_Aim of the exercise_
For each line below that contains the string "非复吴下阿蒙", copy that line.

_Exercise data_
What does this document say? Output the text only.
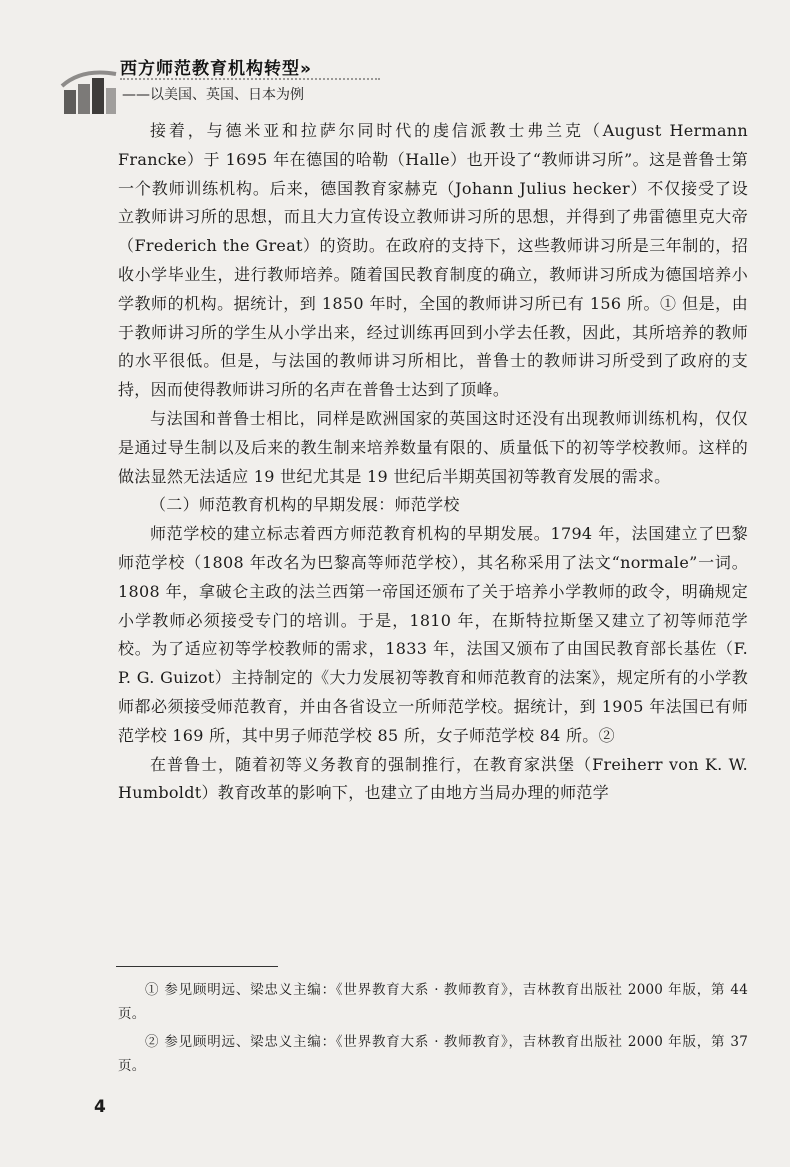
西方师范教育机构转型»
——以美国、英国、日本为例

接着，与德米亚和拉萨尔同时代的虔信派教士弗兰克（August Hermann Francke）于 1695 年在德国的哈勒（Halle）也开设了“教师讲习所”。这是普鲁士第一个教师训练机构。后来，德国教育家赫克（Johann Julius hecker）不仅接受了设立教师讲习所的思想，而且大力宣传设立教师讲习所的思想，并得到了弗雷德里克大帝（Frederich the Great）的资助。在政府的支持下，这些教师讲习所是三年制的，招收小学毕业生，进行教师培养。随着国民教育制度的确立，教师讲习所成为德国培养小学教师的机构。据统计，到 1850 年时，全国的教师讲习所已有 156 所。① 但是，由于教师讲习所的学生从小学出来，经过训练再回到小学去任教，因此，其所培养的教师的水平很低。但是，与法国的教师讲习所相比，普鲁士的教师讲习所受到了政府的支持，因而使得教师讲习所的名声在普鲁士达到了顶峰。

与法国和普鲁士相比，同样是欧洲国家的英国这时还没有出现教师训练机构，仅仅是通过导生制以及后来的教生制来培养数量有限的、质量低下的初等学校教师。这样的做法显然无法适应 19 世纪尤其是 19 世纪后半期英国初等教育发展的需求。

（二）师范教育机构的早期发展：师范学校

师范学校的建立标志着西方师范教育机构的早期发展。1794 年，法国建立了巴黎师范学校（1808 年改名为巴黎高等师范学校），其名称采用了法文“normale”一词。1808 年，拿破仑主政的法兰西第一帝国还颁布了关于培养小学教师的政令，明确规定小学教师必须接受专门的培训。于是，1810 年，在斯特拉斯堡又建立了初等师范学校。为了适应初等学校教师的需求，1833 年，法国又颁布了由国民教育部长基佐（F. P. G. Guizot）主持制定的《大力发展初等教育和师范教育的法案》，规定所有的小学教师都必须接受师范教育，并由各省设立一所师范学校。据统计，到 1905 年法国已有师范学校 169 所，其中男子师范学校 85 所，女子师范学校 84 所。②

在普鲁士，随着初等义务教育的强制推行，在教育家洪堡（Freiherr von K. W. Humboldt）教育改革的影响下，也建立了由地方当局办理的师范学

① 参见顾明远、梁忠义主编：《世界教育大系 · 教师教育》，吉林教育出版社 2000 年版，第 44 页。

② 参见顾明远、梁忠义主编：《世界教育大系 · 教师教育》，吉林教育出版社 2000 年版，第 37 页。

4
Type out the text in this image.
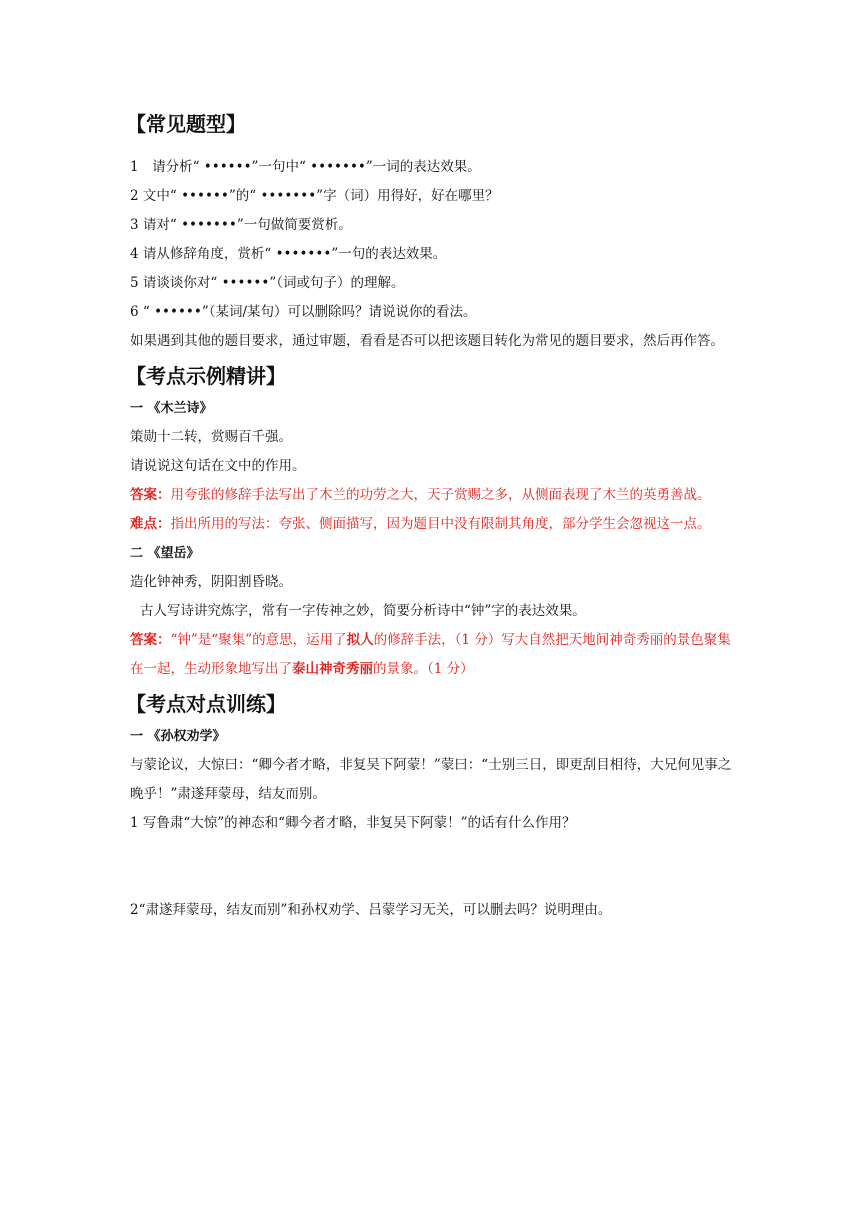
【常见题型】
1　请分析“ ••••••”一句中“ •••••••”一词的表达效果。
2 文中“ ••••••”的“ •••••••”字（词）用得好，好在哪里？
3 请对“ •••••••”一句做简要赏析。
4 请从修辞角度，赏析“ •••••••”一句的表达效果。
5 请谈谈你对“ ••••••”（词或句子）的理解。
6 “ ••••••”（某词/某句）可以删除吗？请说说你的看法。
如果遇到其他的题目要求，通过审题，看看是否可以把该题目转化为常见的题目要求，然后再作答。
【考点示例精讲】
一 《木兰诗》
策勋十二转，赏赐百千强。
请说说这句话在文中的作用。
答案：用夸张的修辞手法写出了木兰的功劳之大，天子赏赐之多，从侧面表现了木兰的英勇善战。
难点：指出所用的写法：夸张、侧面描写，因为题目中没有限制其角度，部分学生会忽视这一点。
二 《望岳》
造化钟神秀，阴阳割昏晓。
古人写诗讲究炼字，常有一字传神之妙，简要分析诗中“钟”字的表达效果。
答案：“钟”是“聚集”的意思，运用了拟人的修辞手法，（1 分）写大自然把天地间神奇秀丽的景色聚集在一起，生动形象地写出了泰山神奇秀丽的景象。（1 分）
【考点对点训练】
一 《孙权劝学》
与蒙论议，大惊曰：“卿今者才略，非复吴下阿蒙！”蒙曰：“士别三日，即更刮目相待，大兄何见事之晚乎！”肃遂拜蒙母，结友而别。
1 写鲁肃“大惊”的神态和“卿今者才略，非复吴下阿蒙！”的话有什么作用？
2“肃遂拜蒙母，结友而别”和孙权劝学、吕蒙学习无关，可以删去吗？说明理由。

_Result_
与蒙论议，大惊曰：“卿今者才略，非复吴下阿蒙！”蒙曰：“士别三日，即更刮目相待，大兄何见事之晚乎！”肃遂拜蒙母，结友而别。
1 写鲁肃“大惊”的神态和“卿今者才略，非复吴下阿蒙！”的话有什么作用？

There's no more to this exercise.